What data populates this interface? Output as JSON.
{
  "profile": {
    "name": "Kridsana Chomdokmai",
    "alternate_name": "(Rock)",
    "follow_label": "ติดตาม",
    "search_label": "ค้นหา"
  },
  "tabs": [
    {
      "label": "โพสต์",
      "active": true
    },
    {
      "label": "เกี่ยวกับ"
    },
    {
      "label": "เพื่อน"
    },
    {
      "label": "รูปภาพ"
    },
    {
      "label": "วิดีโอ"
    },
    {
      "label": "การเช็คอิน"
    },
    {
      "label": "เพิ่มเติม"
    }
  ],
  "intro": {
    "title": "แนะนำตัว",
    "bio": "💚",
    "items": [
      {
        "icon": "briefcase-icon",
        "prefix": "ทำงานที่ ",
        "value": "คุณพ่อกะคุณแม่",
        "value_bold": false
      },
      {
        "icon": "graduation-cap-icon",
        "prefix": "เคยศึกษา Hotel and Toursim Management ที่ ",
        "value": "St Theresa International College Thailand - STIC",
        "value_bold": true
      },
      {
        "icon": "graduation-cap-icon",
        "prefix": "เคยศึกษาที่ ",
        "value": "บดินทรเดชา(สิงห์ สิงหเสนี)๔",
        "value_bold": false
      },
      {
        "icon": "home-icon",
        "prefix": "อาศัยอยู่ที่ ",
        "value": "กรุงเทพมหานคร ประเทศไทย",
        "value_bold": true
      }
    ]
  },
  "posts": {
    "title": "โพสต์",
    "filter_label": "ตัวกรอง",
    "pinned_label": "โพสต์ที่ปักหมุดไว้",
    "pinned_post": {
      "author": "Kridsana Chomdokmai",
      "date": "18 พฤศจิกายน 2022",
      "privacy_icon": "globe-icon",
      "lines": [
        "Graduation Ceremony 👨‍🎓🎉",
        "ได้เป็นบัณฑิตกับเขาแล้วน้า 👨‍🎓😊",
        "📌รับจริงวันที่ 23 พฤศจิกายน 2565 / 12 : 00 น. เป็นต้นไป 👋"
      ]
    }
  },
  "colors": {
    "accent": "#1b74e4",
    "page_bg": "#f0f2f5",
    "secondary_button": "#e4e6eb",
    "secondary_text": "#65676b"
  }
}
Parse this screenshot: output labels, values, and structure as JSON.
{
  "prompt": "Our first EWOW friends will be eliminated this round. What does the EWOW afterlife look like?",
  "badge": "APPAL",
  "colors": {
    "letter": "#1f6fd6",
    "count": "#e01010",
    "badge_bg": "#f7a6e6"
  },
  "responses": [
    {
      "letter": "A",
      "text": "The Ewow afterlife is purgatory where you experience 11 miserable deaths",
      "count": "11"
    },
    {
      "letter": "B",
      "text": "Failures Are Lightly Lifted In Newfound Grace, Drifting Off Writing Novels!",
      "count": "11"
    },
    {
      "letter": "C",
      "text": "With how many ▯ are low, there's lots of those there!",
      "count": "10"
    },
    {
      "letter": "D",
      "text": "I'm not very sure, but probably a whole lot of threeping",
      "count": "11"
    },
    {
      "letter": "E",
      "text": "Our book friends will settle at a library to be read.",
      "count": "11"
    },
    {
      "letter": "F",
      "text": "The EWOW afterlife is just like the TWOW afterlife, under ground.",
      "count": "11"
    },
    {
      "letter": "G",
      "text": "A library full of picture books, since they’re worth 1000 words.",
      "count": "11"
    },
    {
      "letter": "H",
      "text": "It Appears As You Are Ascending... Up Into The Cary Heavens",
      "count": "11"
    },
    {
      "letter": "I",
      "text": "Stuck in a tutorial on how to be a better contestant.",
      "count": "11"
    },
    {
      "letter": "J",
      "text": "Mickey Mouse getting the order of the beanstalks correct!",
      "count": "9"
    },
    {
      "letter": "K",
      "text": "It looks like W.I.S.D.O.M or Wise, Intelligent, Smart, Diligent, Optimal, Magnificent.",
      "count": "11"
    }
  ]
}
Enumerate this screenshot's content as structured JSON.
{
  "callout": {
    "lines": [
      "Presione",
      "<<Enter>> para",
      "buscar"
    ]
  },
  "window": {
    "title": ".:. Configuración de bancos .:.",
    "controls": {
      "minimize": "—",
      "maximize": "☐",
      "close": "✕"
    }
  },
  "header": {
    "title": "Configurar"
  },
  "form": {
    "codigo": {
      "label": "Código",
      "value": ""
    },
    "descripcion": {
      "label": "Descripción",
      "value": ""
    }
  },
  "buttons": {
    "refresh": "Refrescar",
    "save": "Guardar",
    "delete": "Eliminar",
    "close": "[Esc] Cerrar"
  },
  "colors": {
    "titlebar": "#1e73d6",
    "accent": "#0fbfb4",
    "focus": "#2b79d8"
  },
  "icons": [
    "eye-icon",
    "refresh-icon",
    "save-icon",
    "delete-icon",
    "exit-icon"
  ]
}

======

* Task directions *
All of the data needs to be reproduced exactly, with no line missing.

* Worked solution *
What data populates this interface? Output as JSON.
{
  "profile": {
    "name": "Kridsana Chomdokmai",
    "alternate_name": "(Rock)",
    "follow_label": "ติดตาม",
    "search_label": "ค้นหา"
  },
  "tabs": [
    {
      "label": "โพสต์",
      "active": true
    },
    {
      "label": "เกี่ยวกับ"
    },
    {
      "label": "เพื่อน"
    },
    {
      "label": "รูปภาพ"
    },
    {
      "label": "วิดีโอ"
    },
    {
      "label": "การเช็คอิน"
    },
    {
      "label": "เพิ่มเติม"
    }
  ],
  "intro": {
    "title": "แนะนำตัว",
    "bio": "💚",
    "items": [
      {
        "icon": "briefcase-icon",
        "prefix": "ทำงานที่ ",
        "value": "คุณพ่อกะคุณแม่",
        "value_bold": false
      },
      {
        "icon": "graduation-cap-icon",
        "prefix": "เคยศึกษา Hotel and Toursim Management ที่ ",
        "value": "St Theresa International College Thailand - STIC",
        "value_bold": true
      },
      {
        "icon": "graduation-cap-icon",
        "prefix": "เคยศึกษาที่ ",
        "value": "บดินทรเดชา(สิงห์ สิงหเสนี)๔",
        "value_bold": false
      },
      {
        "icon": "home-icon",
        "prefix": "อาศัยอยู่ที่ ",
        "value": "กรุงเทพมหานคร ประเทศไทย",
        "value_bold": true
      }
    ]
  },
  "posts": {
    "title": "โพสต์",
    "filter_label": "ตัวกรอง",
    "pinned_label": "โพสต์ที่ปักหมุดไว้",
    "pinned_post": {
      "author": "Kridsana Chomdokmai",
      "date": "18 พฤศจิกายน 2022",
      "privacy_icon": "globe-icon",
      "lines": [
        "Graduation Ceremony 👨‍🎓🎉",
        "ได้เป็นบัณฑิตกับเขาแล้วน้า 👨‍🎓😊",
        "📌รับจริงวันที่ 23 พฤศจิกายน 2565 / 12 : 00 น. เป็นต้นไป 👋"
      ]
    }
  },
  "colors": {
    "accent": "#1b74e4",
    "page_bg": "#f0f2f5",
    "secondary_button": "#e4e6eb",
    "secondary_text": "#65676b"
  }
}
Parse this screenshot: output labels, values, and structure as JSON.
{
  "prompt": "Our first EWOW friends will be eliminated this round. What does the EWOW afterlife look like?",
  "badge": "APPAL",
  "colors": {
    "letter": "#1f6fd6",
    "count": "#e01010",
    "badge_bg": "#f7a6e6"
  },
  "responses": [
    {
      "letter": "A",
      "text": "The Ewow afterlife is purgatory where you experience 11 miserable deaths",
      "count": "11"
    },
    {
      "letter": "B",
      "text": "Failures Are Lightly Lifted In Newfound Grace, Drifting Off Writing Novels!",
      "count": "11"
    },
    {
      "letter": "C",
      "text": "With how many ▯ are low, there's lots of those there!",
      "count": "10"
    },
    {
      "letter": "D",
      "text": "I'm not very sure, but probably a whole lot of threeping",
      "count": "11"
    },
    {
      "letter": "E",
      "text": "Our book friends will settle at a library to be read.",
      "count": "11"
    },
    {
      "letter": "F",
      "text": "The EWOW afterlife is just like the TWOW afterlife, under ground.",
      "count": "11"
    },
    {
      "letter": "G",
      "text": "A library full of picture books, since they’re worth 1000 words.",
      "count": "11"
    },
    {
      "letter": "H",
      "text": "It Appears As You Are Ascending... Up Into The Cary Heavens",
      "count": "11"
    },
    {
      "letter": "I",
      "text": "Stuck in a tutorial on how to be a better contestant.",
      "count": "11"
    },
    {
      "letter": "J",
      "text": "Mickey Mouse getting the order of the beanstalks correct!",
      "count": "9"
    },
    {
      "letter": "K",
      "text": "It looks like W.I.S.D.O.M or Wise, Intelligent, Smart, Diligent, Optimal, Magnificent.",
      "count": "11"
    }
  ]
}
Enumerate this screenshot's content as structured JSON.
{
  "callout": {
    "lines": [
      "Presione",
      "<<Enter>> para",
      "buscar"
    ]
  },
  "window": {
    "title": ".:. Configuración de bancos .:.",
    "controls": {
      "minimize": "—",
      "maximize": "☐",
      "close": "✕"
    }
  },
  "header": {
    "title": "Configurar"
  },
  "form": {
    "codigo": {
      "label": "Código",
      "value": ""
    },
    "descripcion": {
      "label": "Descripción",
      "value": ""
    }
  },
  "buttons": {
    "refresh": "Refrescar",
    "save": "Guardar",
    "delete": "Eliminar",
    "close": "[Esc] Cerrar"
  },
  "colors": {
    "titlebar": "#1e73d6",
    "accent": "#0fbfb4",
    "focus": "#2b79d8"
  },
  "icons": [
    "eye-icon",
    "refresh-icon",
    "save-icon",
    "delete-icon",
    "exit-icon"
  ]
}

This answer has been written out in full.